- WHAT YOU HAVE TO DO
Restate the entire listing word for word.

Some records:
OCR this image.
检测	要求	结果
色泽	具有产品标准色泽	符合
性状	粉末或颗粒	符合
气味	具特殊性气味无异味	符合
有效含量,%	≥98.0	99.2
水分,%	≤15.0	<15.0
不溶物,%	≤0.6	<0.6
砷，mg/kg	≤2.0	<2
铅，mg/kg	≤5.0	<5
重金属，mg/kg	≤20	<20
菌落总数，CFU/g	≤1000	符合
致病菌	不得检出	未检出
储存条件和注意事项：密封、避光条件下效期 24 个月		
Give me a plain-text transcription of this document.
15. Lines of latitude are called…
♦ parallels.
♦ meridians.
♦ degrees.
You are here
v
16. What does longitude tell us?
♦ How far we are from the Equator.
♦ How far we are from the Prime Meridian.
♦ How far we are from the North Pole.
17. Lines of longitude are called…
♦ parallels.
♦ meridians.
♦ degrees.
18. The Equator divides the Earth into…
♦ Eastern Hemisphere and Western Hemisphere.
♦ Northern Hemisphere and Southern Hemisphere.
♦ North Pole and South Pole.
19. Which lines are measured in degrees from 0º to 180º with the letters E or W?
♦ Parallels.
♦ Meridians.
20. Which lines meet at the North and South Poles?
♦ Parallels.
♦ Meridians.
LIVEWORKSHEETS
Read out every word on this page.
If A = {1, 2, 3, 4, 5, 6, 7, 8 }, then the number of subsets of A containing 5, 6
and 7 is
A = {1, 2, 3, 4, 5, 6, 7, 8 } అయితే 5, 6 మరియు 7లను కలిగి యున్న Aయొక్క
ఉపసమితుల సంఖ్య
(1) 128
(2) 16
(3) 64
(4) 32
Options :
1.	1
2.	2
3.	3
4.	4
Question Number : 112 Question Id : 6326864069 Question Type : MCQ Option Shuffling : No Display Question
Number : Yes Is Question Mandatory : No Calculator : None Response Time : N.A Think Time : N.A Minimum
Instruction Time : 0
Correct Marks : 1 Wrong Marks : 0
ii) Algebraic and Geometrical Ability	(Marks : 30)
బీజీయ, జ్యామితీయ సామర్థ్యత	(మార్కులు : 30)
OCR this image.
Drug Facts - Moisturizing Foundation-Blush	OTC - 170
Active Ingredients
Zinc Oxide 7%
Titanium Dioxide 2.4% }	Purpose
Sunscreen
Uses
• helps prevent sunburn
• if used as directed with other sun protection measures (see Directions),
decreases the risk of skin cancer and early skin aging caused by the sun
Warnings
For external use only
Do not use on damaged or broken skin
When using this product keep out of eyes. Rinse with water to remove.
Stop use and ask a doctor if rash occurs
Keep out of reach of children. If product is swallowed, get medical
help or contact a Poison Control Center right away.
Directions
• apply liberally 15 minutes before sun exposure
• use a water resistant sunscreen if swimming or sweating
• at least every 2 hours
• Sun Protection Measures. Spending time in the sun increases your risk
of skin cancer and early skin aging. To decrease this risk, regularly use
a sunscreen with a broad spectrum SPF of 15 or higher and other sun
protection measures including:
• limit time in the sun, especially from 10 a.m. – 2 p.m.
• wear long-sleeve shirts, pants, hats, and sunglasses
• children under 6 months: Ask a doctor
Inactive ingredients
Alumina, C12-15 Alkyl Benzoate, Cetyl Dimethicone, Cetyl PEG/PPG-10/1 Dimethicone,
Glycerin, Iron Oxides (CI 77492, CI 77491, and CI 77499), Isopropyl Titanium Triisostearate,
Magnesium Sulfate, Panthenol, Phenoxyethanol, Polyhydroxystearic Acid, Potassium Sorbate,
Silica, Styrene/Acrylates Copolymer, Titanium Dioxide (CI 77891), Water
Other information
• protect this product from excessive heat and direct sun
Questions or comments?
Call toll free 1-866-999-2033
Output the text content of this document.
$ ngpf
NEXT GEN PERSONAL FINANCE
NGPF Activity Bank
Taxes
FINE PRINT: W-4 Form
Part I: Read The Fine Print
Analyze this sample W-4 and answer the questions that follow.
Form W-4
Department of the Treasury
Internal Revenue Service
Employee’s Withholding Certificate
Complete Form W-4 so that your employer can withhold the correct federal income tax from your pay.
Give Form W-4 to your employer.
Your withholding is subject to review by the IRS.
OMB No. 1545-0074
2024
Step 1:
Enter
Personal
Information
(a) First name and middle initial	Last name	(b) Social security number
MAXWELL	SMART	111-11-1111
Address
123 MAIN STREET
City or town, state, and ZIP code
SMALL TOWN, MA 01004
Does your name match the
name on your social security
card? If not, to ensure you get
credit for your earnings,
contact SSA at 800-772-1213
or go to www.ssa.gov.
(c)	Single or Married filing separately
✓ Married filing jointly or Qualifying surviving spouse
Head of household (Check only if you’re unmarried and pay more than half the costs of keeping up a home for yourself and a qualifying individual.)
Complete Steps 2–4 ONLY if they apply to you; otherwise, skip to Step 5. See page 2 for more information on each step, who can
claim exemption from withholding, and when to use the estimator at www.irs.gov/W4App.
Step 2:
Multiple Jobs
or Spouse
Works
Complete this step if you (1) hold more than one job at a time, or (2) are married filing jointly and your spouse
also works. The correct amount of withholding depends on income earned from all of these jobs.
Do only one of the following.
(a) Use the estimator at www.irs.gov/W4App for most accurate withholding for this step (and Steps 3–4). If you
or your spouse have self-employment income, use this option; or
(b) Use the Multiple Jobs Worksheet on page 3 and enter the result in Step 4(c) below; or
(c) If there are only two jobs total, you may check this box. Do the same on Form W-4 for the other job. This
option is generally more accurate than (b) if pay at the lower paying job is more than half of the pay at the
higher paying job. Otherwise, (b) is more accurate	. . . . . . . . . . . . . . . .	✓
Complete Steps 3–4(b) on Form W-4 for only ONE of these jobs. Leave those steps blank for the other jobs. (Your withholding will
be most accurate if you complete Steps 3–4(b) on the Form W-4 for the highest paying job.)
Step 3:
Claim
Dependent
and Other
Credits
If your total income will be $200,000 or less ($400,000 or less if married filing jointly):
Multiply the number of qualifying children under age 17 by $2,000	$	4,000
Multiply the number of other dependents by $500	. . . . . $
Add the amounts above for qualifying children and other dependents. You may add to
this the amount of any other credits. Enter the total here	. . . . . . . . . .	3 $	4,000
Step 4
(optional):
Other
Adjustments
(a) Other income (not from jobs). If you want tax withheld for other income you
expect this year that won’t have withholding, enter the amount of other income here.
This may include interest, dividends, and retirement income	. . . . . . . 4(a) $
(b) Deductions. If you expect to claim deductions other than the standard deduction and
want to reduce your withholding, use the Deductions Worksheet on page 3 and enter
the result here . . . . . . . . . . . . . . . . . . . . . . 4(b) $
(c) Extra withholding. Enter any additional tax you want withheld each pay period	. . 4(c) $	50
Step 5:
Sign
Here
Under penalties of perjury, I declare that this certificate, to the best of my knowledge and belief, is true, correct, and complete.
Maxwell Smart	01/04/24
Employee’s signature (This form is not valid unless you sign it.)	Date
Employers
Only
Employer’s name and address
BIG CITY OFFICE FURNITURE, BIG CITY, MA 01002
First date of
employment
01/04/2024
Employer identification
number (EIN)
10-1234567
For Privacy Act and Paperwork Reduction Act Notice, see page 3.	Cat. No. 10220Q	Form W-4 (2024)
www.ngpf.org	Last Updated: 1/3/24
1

- REPLY TO THE EXERCISE
OCR this image.
检测	要求	结果
色泽	具有产品标准色泽	符合
性状	粉末或颗粒	符合
气味	具特殊性气味无异味	符合
有效含量,%	≥98.0	99.2
水分,%	≤15.0	<15.0
不溶物,%	≤0.6	<0.6
砷，mg/kg	≤2.0	<2
铅，mg/kg	≤5.0	<5
重金属，mg/kg	≤20	<20
菌落总数，CFU/g	≤1000	符合
致病菌	不得检出	未检出
储存条件和注意事项：密封、避光条件下效期 24 个月		
Give me a plain-text transcription of this document.
15. Lines of latitude are called…
♦ parallels.
♦ meridians.
♦ degrees.
You are here
v
16. What does longitude tell us?
♦ How far we are from the Equator.
♦ How far we are from the Prime Meridian.
♦ How far we are from the North Pole.
17. Lines of longitude are called…
♦ parallels.
♦ meridians.
♦ degrees.
18. The Equator divides the Earth into…
♦ Eastern Hemisphere and Western Hemisphere.
♦ Northern Hemisphere and Southern Hemisphere.
♦ North Pole and South Pole.
19. Which lines are measured in degrees from 0º to 180º with the letters E or W?
♦ Parallels.
♦ Meridians.
20. Which lines meet at the North and South Poles?
♦ Parallels.
♦ Meridians.
LIVEWORKSHEETS
Read out every word on this page.
If A = {1, 2, 3, 4, 5, 6, 7, 8 }, then the number of subsets of A containing 5, 6
and 7 is
A = {1, 2, 3, 4, 5, 6, 7, 8 } అయితే 5, 6 మరియు 7లను కలిగి యున్న Aయొక్క
ఉపసమితుల సంఖ్య
(1) 128
(2) 16
(3) 64
(4) 32
Options :
1.	1
2.	2
3.	3
4.	4
Question Number : 112 Question Id : 6326864069 Question Type : MCQ Option Shuffling : No Display Question
Number : Yes Is Question Mandatory : No Calculator : None Response Time : N.A Think Time : N.A Minimum
Instruction Time : 0
Correct Marks : 1 Wrong Marks : 0
ii) Algebraic and Geometrical Ability	(Marks : 30)
బీజీయ, జ్యామితీయ సామర్థ్యత	(మార్కులు : 30)
OCR this image.
Drug Facts - Moisturizing Foundation-Blush	OTC - 170
Active Ingredients
Zinc Oxide 7%
Titanium Dioxide 2.4% }	Purpose
Sunscreen
Uses
• helps prevent sunburn
• if used as directed with other sun protection measures (see Directions),
decreases the risk of skin cancer and early skin aging caused by the sun
Warnings
For external use only
Do not use on damaged or broken skin
When using this product keep out of eyes. Rinse with water to remove.
Stop use and ask a doctor if rash occurs
Keep out of reach of children. If product is swallowed, get medical
help or contact a Poison Control Center right away.
Directions
• apply liberally 15 minutes before sun exposure
• use a water resistant sunscreen if swimming or sweating
• at least every 2 hours
• Sun Protection Measures. Spending time in the sun increases your risk
of skin cancer and early skin aging. To decrease this risk, regularly use
a sunscreen with a broad spectrum SPF of 15 or higher and other sun
protection measures including:
• limit time in the sun, especially from 10 a.m. – 2 p.m.
• wear long-sleeve shirts, pants, hats, and sunglasses
• children under 6 months: Ask a doctor
Inactive ingredients
Alumina, C12-15 Alkyl Benzoate, Cetyl Dimethicone, Cetyl PEG/PPG-10/1 Dimethicone,
Glycerin, Iron Oxides (CI 77492, CI 77491, and CI 77499), Isopropyl Titanium Triisostearate,
Magnesium Sulfate, Panthenol, Phenoxyethanol, Polyhydroxystearic Acid, Potassium Sorbate,
Silica, Styrene/Acrylates Copolymer, Titanium Dioxide (CI 77891), Water
Other information
• protect this product from excessive heat and direct sun
Questions or comments?
Call toll free 1-866-999-2033
Output the text content of this document.
$ ngpf
NEXT GEN PERSONAL FINANCE
NGPF Activity Bank
Taxes
FINE PRINT: W-4 Form
Part I: Read The Fine Print
Analyze this sample W-4 and answer the questions that follow.
Form W-4
Department of the Treasury
Internal Revenue Service
Employee’s Withholding Certificate
Complete Form W-4 so that your employer can withhold the correct federal income tax from your pay.
Give Form W-4 to your employer.
Your withholding is subject to review by the IRS.
OMB No. 1545-0074
2024
Step 1:
Enter
Personal
Information
(a) First name and middle initial	Last name	(b) Social security number
MAXWELL	SMART	111-11-1111
Address
123 MAIN STREET
City or town, state, and ZIP code
SMALL TOWN, MA 01004
Does your name match the
name on your social security
card? If not, to ensure you get
credit for your earnings,
contact SSA at 800-772-1213
or go to www.ssa.gov.
(c)	Single or Married filing separately
✓ Married filing jointly or Qualifying surviving spouse
Head of household (Check only if you’re unmarried and pay more than half the costs of keeping up a home for yourself and a qualifying individual.)
Complete Steps 2–4 ONLY if they apply to you; otherwise, skip to Step 5. See page 2 for more information on each step, who can
claim exemption from withholding, and when to use the estimator at www.irs.gov/W4App.
Step 2:
Multiple Jobs
or Spouse
Works
Complete this step if you (1) hold more than one job at a time, or (2) are married filing jointly and your spouse
also works. The correct amount of withholding depends on income earned from all of these jobs.
Do only one of the following.
(a) Use the estimator at www.irs.gov/W4App for most accurate withholding for this step (and Steps 3–4). If you
or your spouse have self-employment income, use this option; or
(b) Use the Multiple Jobs Worksheet on page 3 and enter the result in Step 4(c) below; or
(c) If there are only two jobs total, you may check this box. Do the same on Form W-4 for the other job. This
option is generally more accurate than (b) if pay at the lower paying job is more than half of the pay at the
higher paying job. Otherwise, (b) is more accurate	. . . . . . . . . . . . . . . .	✓
Complete Steps 3–4(b) on Form W-4 for only ONE of these jobs. Leave those steps blank for the other jobs. (Your withholding will
be most accurate if you complete Steps 3–4(b) on the Form W-4 for the highest paying job.)
Step 3:
Claim
Dependent
and Other
Credits
If your total income will be $200,000 or less ($400,000 or less if married filing jointly):
Multiply the number of qualifying children under age 17 by $2,000	$	4,000
Multiply the number of other dependents by $500	. . . . . $
Add the amounts above for qualifying children and other dependents. You may add to
this the amount of any other credits. Enter the total here	. . . . . . . . . .	3 $	4,000
Step 4
(optional):
Other
Adjustments
(a) Other income (not from jobs). If you want tax withheld for other income you
expect this year that won’t have withholding, enter the amount of other income here.
This may include interest, dividends, and retirement income	. . . . . . . 4(a) $
(b) Deductions. If you expect to claim deductions other than the standard deduction and
want to reduce your withholding, use the Deductions Worksheet on page 3 and enter
the result here . . . . . . . . . . . . . . . . . . . . . . 4(b) $
(c) Extra withholding. Enter any additional tax you want withheld each pay period	. . 4(c) $	50
Step 5:
Sign
Here
Under penalties of perjury, I declare that this certificate, to the best of my knowledge and belief, is true, correct, and complete.
Maxwell Smart	01/04/24
Employee’s signature (This form is not valid unless you sign it.)	Date
Employers
Only
Employer’s name and address
BIG CITY OFFICE FURNITURE, BIG CITY, MA 01002
First date of
employment
01/04/2024
Employer identification
number (EIN)
10-1234567
For Privacy Act and Paperwork Reduction Act Notice, see page 3.	Cat. No. 10220Q	Form W-4 (2024)
www.ngpf.org	Last Updated: 1/3/24
1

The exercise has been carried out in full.